Arbeitsauftrag → Gib an, in wie vielen der folgenden Zeilen die Zeichenfolge „tick“ vorkommt. Nenne nur die Zahl.

Datensatz →
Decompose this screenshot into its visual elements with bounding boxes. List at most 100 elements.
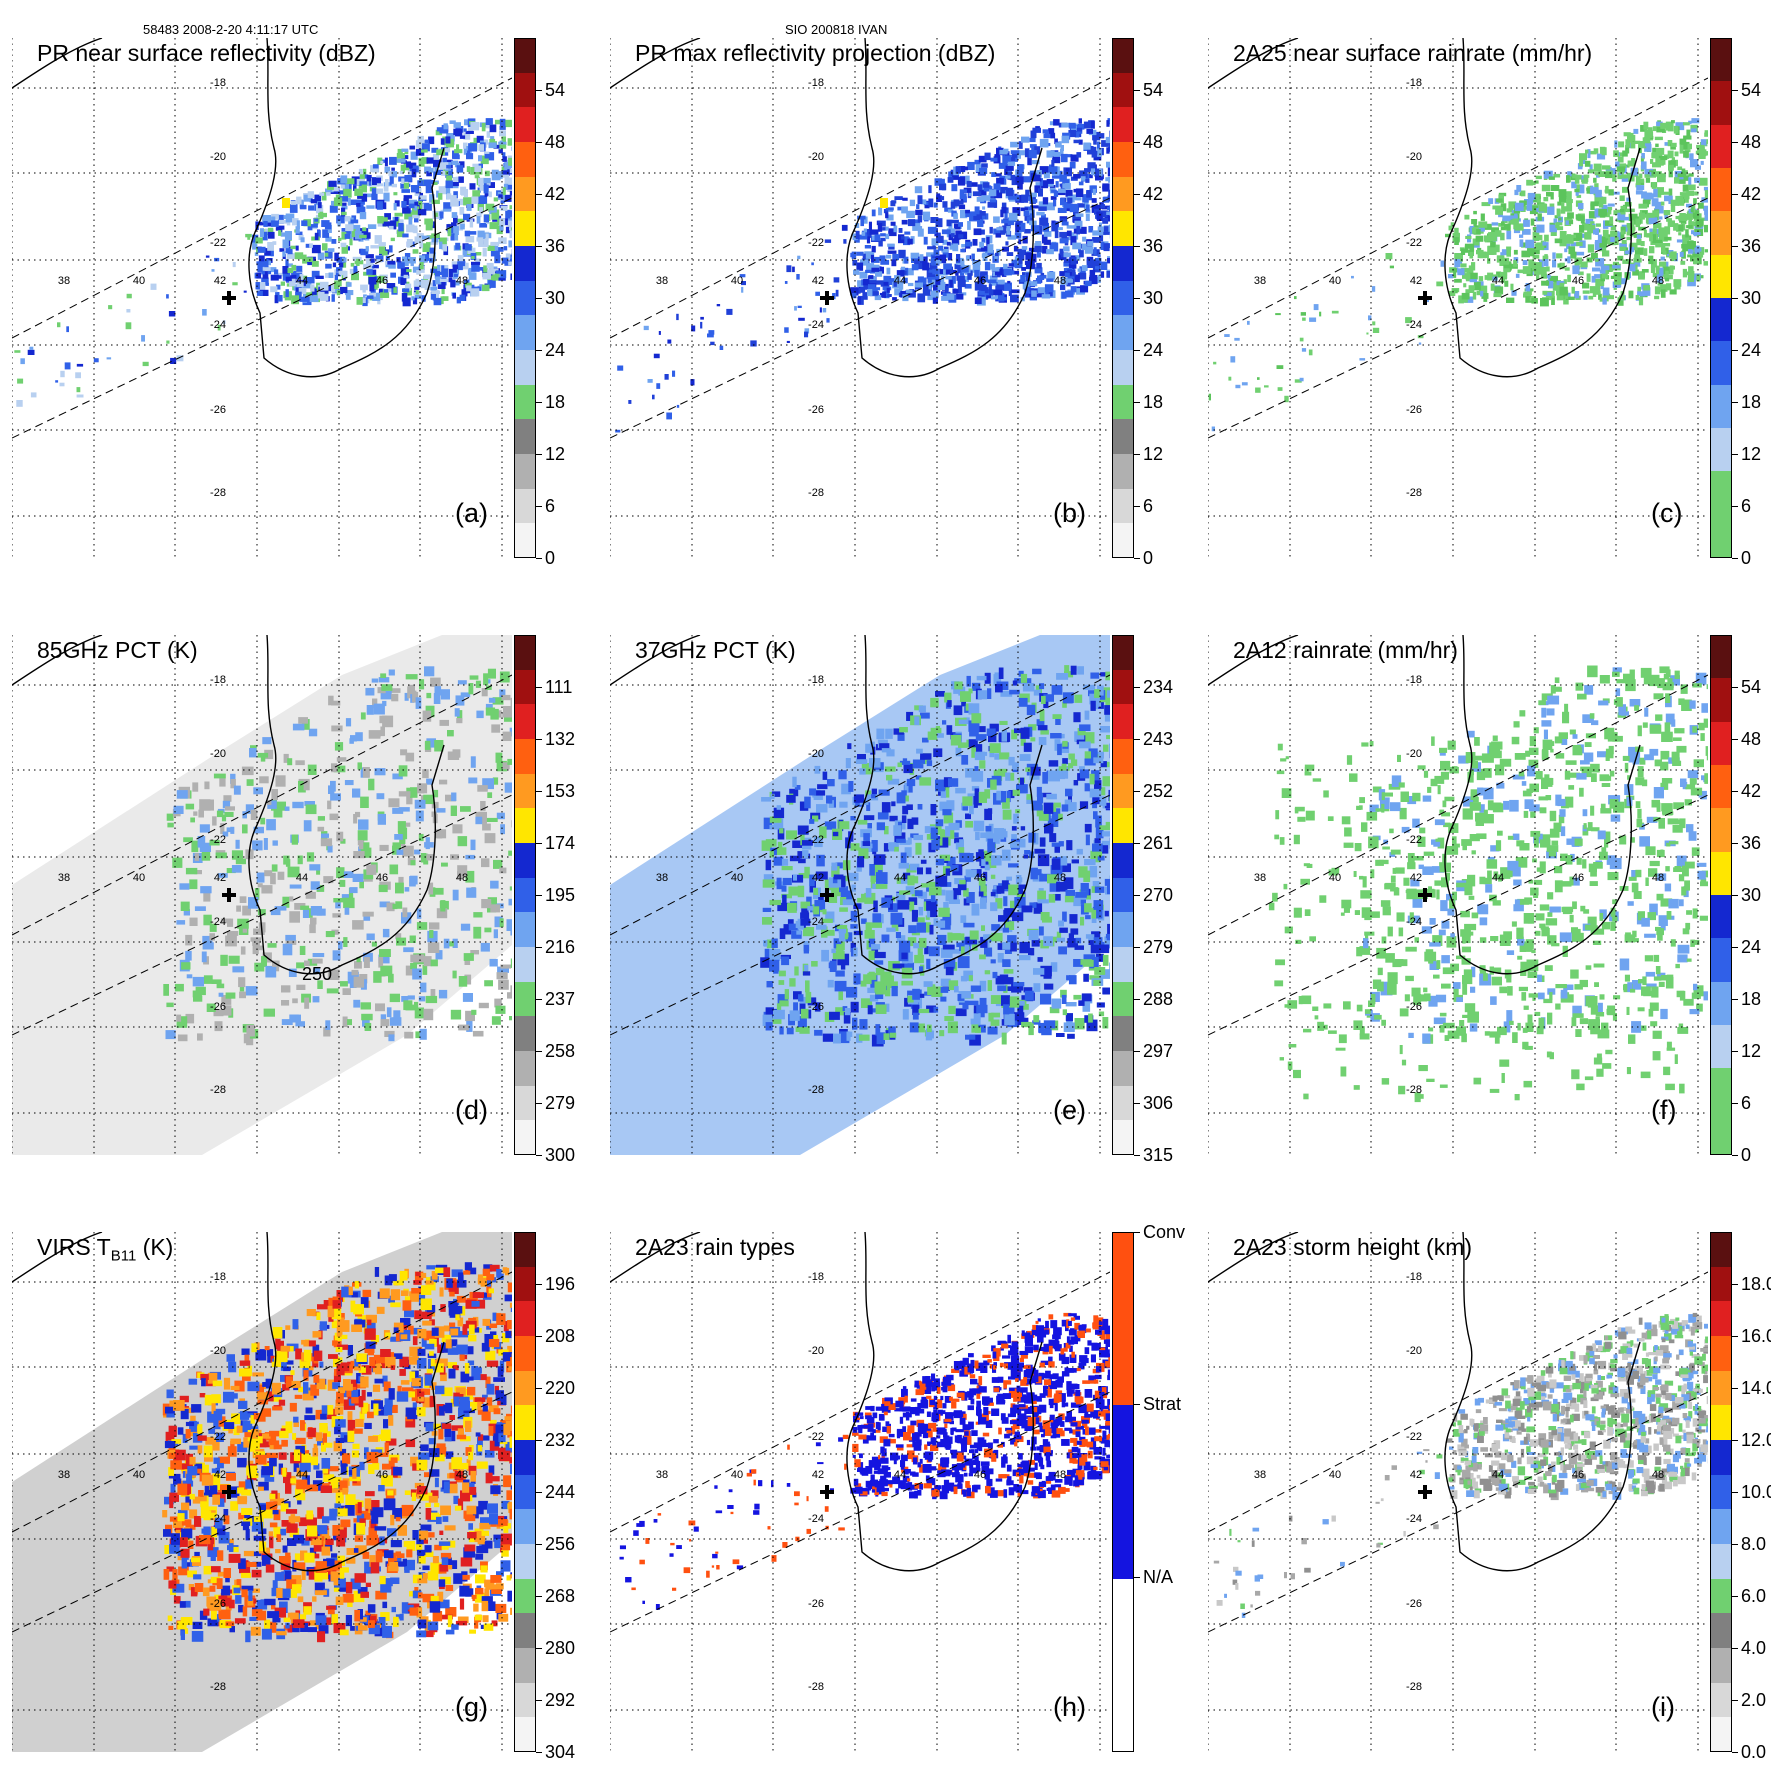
precip-pixel [272, 241, 277, 245]
precip-pixel [450, 854, 459, 860]
precip-pixel [418, 198, 423, 205]
precip-pixel [319, 192, 325, 196]
precip-pixel [863, 228, 867, 233]
precip-pixel [857, 215, 866, 220]
precip-pixel [457, 255, 464, 262]
precip-pixel [285, 934, 296, 941]
precip-pixel [1077, 728, 1086, 736]
precip-pixel [1043, 239, 1051, 245]
colorbar-swatch [514, 38, 536, 74]
precip-pixel [179, 883, 190, 890]
precip-pixel [434, 166, 438, 172]
precip-pixel [1668, 195, 1673, 204]
precip-pixel [926, 269, 936, 279]
precip-pixel [389, 993, 400, 1003]
precip-pixel [382, 928, 390, 938]
precip-pixel [1024, 229, 1031, 234]
precip-pixel [838, 770, 847, 780]
precip-pixel [309, 295, 319, 302]
precip-pixel [1461, 297, 1468, 303]
precip-pixel [1644, 144, 1652, 152]
precip-pixel [435, 215, 441, 219]
precip-pixel [1080, 916, 1085, 926]
precip-pixel [1048, 760, 1059, 767]
precip-pixel [1454, 259, 1461, 268]
precip-pixel [331, 929, 339, 935]
precip-pixel [707, 333, 714, 338]
precip-pixel [998, 752, 1010, 760]
precip-pixel [1536, 270, 1540, 280]
coastline [1444, 38, 1641, 378]
precip-pixel [413, 280, 420, 287]
precip-pixel [1650, 159, 1654, 164]
precip-pixel [410, 954, 420, 963]
precip-pixel [1596, 153, 1606, 160]
precip-pixel [1598, 196, 1607, 205]
precip-pixel [1652, 147, 1656, 154]
precip-pixel [420, 853, 427, 863]
precip-pixel [191, 840, 199, 853]
colorbar-tick [536, 1155, 542, 1156]
precip-pixel [1102, 776, 1110, 787]
precip-pixel [1014, 678, 1023, 684]
colorbar-tick-label: 12 [545, 444, 566, 464]
precip-pixel [932, 268, 941, 275]
precip-pixel [353, 185, 357, 191]
precip-pixel [1679, 251, 1684, 257]
precip-pixel [1648, 255, 1654, 265]
precip-pixel [360, 712, 366, 720]
precip-pixel [421, 149, 428, 153]
precip-pixel [1041, 294, 1051, 299]
precip-pixel [310, 881, 320, 890]
precip-pixel [352, 273, 359, 277]
precip-pixel [1097, 855, 1105, 861]
precip-pixel [848, 781, 854, 792]
precip-pixel [1521, 242, 1527, 248]
precip-pixel [353, 225, 359, 232]
precip-pixel [1625, 145, 1630, 154]
precip-pixel [1468, 272, 1478, 280]
precip-pixel [676, 404, 680, 408]
precip-pixel [1669, 265, 1674, 275]
precip-pixel [1011, 826, 1017, 831]
precip-pixel [454, 162, 461, 168]
precip-pixel [412, 249, 419, 254]
precip-pixel [445, 169, 453, 178]
precip-pixel [429, 194, 435, 203]
colorbar-tick-label: 6 [1143, 496, 1154, 516]
precip-pixel [474, 165, 482, 172]
precip-pixel [1691, 230, 1695, 235]
precip-pixel [221, 814, 227, 822]
precip-pixel [1065, 208, 1071, 212]
precip-pixel [480, 942, 490, 952]
colorbar-tick-label: 0 [1143, 548, 1154, 568]
precip-pixel [453, 215, 458, 223]
precip-pixel [1055, 142, 1061, 148]
coastline [12, 635, 103, 686]
precip-pixel [371, 188, 377, 198]
precip-pixel [1602, 293, 1609, 302]
precip-pixel [418, 141, 423, 151]
precip-pixel [374, 768, 386, 776]
precip-pixel [1703, 186, 1708, 191]
precip-pixel [1515, 273, 1520, 278]
precip-pixel [912, 223, 921, 231]
precip-pixel [1575, 214, 1581, 220]
precip-pixel [389, 1017, 402, 1026]
precip-pixel [493, 859, 503, 869]
precip-pixel [357, 762, 362, 770]
precip-pixel [955, 787, 966, 794]
precip-pixel [1037, 287, 1047, 297]
precip-pixel [1629, 246, 1635, 253]
precip-pixel [1495, 244, 1500, 253]
precip-pixel [1540, 273, 1548, 279]
precip-pixel [305, 243, 312, 248]
precip-pixel [1002, 155, 1011, 164]
precip-pixel [384, 166, 391, 173]
precip-pixel [1653, 188, 1658, 198]
precip-pixel [406, 224, 415, 233]
precip-pixel [960, 210, 968, 219]
precip-pixel [957, 284, 962, 294]
precip-pixel [460, 186, 467, 195]
data-overlay [14, 118, 512, 407]
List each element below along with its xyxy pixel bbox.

Lösung → 4